Passage provided:
I fell in love with French in high school. My instructor was a Nigerian tribal princess, so she had a very emphatic style of teaching. I fell in love with her class and subsequently the language. I knew since I was pursuing a Bachelor of Arts degree, I had to take a foreign language. It was a no-brainer that I’d take French. Dr. Jensen and Dr. Alexander scheduled a meeting with me about majoring in French because they believed I learned the language easily and spoke it well. We made it happen.”

Student Spotlights:

Amira Alashi

Class of 2024

Bachelor of Arts in Sociology

  1. Where are you from? This is always fun for me to answer because there is a long answer and a short answer. Long answer is that I am a Palestinian born in Iraq who then moved to the United Arab Emirates when I was 2 and then finally to the U.S. when I was 10. The short answer is that I am from Evansville! 
  2. What brought you to USI? I knew I wanted to stay at home for my undergrad, and USI gave me the change I needed while staying in Evansville. I went to a small high school, so USI gave me the bigger campus feel while maintaining a classroom size that ensures strong relationships with my professors and classmates. That, along with the BMD scholarship, gave USI everything I could have asked for in a university.
  3. What major/minor did you pick and why? I am a sociology and Spanish double major on the pre-medicine track. While I love biology and the natural sciences, undergrad was my last chance to study something outside of that. My advisor signed me up for SOC 121 during my first semester at USI, and I immediately fell in love. Even though I didn’t know its name, sociology had always been my passion. As for Spanish, I wanted to maintain and grow what I had learned in high school. With the proficiency I have gained at USI, I hope that I can communicate with more of my patients and make them feel seen and heard.
  4. What clubs or extracurricular activities have you participated in? It was a bit challenging for me to join campus clubs as a commuter student during the pandemic, but I knew that I wanted to join College Mentors for Kids (CMFK). Halfway through my fourth year in CMFK, I am so happy I dedicated my time to it. It has been so rewarding to form relationships with elementary schoolers alongside my fellow mentors. While I wish I could have joined more extracurriculars, I would not trade CMFK for anything else.
  5. What has been your favorite part of USI or your coursework? It took me some time to narrow down what my favorite part has been, but if I had to choose, I would say my friends, both old and new. I cannot imagine going through biochemistry and other classes without my friends. I constantly look back on late night study sessions at the library as we tried to fit chapters worth of information into our brains. I loved exchanging schedules to find any overlapping gaps to eat lunch together and spontaneous coffee runs right before class. I would not have experienced that without USI, and I will always value that. 
  6. Did someone at USI make an impact on your future? I have been so lucky to have three advisors that have immensely helped me during my time at USI. Dr. Sparks-Thissen, Dr. Buck and Dr. Champagne paved the way for my acceptance to med school, and I will forever be grateful for them.

Document layout detection data:

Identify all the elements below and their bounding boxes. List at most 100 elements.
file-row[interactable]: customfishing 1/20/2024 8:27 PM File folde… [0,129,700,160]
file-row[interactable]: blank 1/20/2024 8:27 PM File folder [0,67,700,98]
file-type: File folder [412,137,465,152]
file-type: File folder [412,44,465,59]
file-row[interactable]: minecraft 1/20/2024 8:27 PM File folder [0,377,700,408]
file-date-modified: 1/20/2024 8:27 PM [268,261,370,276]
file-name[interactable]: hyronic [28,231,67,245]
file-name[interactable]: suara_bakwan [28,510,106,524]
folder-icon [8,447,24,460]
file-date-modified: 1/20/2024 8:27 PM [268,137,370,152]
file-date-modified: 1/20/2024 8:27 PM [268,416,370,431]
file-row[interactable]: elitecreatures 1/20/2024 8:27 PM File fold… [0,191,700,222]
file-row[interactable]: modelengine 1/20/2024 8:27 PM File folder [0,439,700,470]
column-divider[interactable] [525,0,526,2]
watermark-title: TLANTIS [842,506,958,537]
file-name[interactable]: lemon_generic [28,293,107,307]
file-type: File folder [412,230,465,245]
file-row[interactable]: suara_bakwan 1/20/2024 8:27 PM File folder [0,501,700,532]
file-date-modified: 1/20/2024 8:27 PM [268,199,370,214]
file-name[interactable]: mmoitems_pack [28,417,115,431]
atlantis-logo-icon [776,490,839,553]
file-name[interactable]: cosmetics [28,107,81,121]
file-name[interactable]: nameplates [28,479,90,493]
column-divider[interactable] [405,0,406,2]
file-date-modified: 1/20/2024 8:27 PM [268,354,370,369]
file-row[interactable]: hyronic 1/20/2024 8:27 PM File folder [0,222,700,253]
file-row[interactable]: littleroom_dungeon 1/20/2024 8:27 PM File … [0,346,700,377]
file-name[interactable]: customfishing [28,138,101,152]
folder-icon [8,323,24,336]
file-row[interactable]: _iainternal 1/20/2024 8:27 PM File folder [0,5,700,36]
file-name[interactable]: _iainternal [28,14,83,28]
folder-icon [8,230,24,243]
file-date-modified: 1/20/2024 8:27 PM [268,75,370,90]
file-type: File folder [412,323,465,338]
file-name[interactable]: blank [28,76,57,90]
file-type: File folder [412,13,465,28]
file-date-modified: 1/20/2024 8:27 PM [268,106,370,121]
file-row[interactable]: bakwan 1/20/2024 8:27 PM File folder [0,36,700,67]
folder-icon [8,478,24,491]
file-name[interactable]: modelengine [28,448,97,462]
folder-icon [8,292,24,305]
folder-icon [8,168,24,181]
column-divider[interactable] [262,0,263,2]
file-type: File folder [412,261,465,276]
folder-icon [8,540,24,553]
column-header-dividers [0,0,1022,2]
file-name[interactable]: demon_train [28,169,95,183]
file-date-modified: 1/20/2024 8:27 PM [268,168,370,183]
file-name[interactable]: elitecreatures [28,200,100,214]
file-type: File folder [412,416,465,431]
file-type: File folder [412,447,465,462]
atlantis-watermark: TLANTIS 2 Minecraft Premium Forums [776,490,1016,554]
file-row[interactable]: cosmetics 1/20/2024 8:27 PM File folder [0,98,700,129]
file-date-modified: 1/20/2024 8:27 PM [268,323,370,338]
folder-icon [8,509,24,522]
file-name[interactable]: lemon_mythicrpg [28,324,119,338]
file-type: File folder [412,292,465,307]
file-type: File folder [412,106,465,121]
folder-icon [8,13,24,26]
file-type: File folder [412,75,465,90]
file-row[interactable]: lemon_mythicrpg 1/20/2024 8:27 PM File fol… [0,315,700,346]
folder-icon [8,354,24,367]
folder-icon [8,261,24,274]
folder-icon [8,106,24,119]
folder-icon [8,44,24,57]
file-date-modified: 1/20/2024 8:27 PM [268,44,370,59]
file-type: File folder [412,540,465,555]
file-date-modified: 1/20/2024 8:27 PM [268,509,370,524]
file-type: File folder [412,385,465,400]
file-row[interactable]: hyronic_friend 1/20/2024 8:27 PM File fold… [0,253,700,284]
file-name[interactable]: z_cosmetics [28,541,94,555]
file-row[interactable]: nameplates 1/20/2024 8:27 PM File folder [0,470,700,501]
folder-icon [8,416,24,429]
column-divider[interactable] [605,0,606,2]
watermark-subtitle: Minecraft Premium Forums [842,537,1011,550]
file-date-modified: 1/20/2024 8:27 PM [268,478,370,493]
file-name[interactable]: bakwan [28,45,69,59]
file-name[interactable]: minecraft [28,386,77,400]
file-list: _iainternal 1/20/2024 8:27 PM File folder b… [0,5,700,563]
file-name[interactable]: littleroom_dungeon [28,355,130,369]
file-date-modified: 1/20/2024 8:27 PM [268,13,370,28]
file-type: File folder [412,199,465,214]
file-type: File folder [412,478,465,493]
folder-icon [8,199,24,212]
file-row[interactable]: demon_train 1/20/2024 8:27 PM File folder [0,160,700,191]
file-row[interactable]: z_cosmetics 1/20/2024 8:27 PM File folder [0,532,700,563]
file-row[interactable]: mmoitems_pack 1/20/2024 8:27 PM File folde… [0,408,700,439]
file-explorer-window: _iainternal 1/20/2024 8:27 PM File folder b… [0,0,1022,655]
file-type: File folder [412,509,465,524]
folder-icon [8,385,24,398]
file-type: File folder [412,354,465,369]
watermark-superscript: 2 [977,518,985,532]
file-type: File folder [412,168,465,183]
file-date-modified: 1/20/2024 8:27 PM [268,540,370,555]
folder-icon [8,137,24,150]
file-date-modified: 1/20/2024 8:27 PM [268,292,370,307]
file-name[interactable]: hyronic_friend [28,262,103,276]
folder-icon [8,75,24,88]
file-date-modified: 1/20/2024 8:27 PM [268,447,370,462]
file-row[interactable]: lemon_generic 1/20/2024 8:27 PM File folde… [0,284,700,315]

What to work on:
Translate this sentence from the student spotlight into Spanish: "I went to a small high school, so USI gave me the bigger campus feel while maintaining a classroom size that ensures strong relationships with my professors and classmates."

Task solution:
Fui a una escuela secundaria pequeña, así que USI me dio la sensación de un campus más grande sin dejar de mantener un tamaño de clase que garantiza relaciones sólidas con mis profesores y compañeros de clase.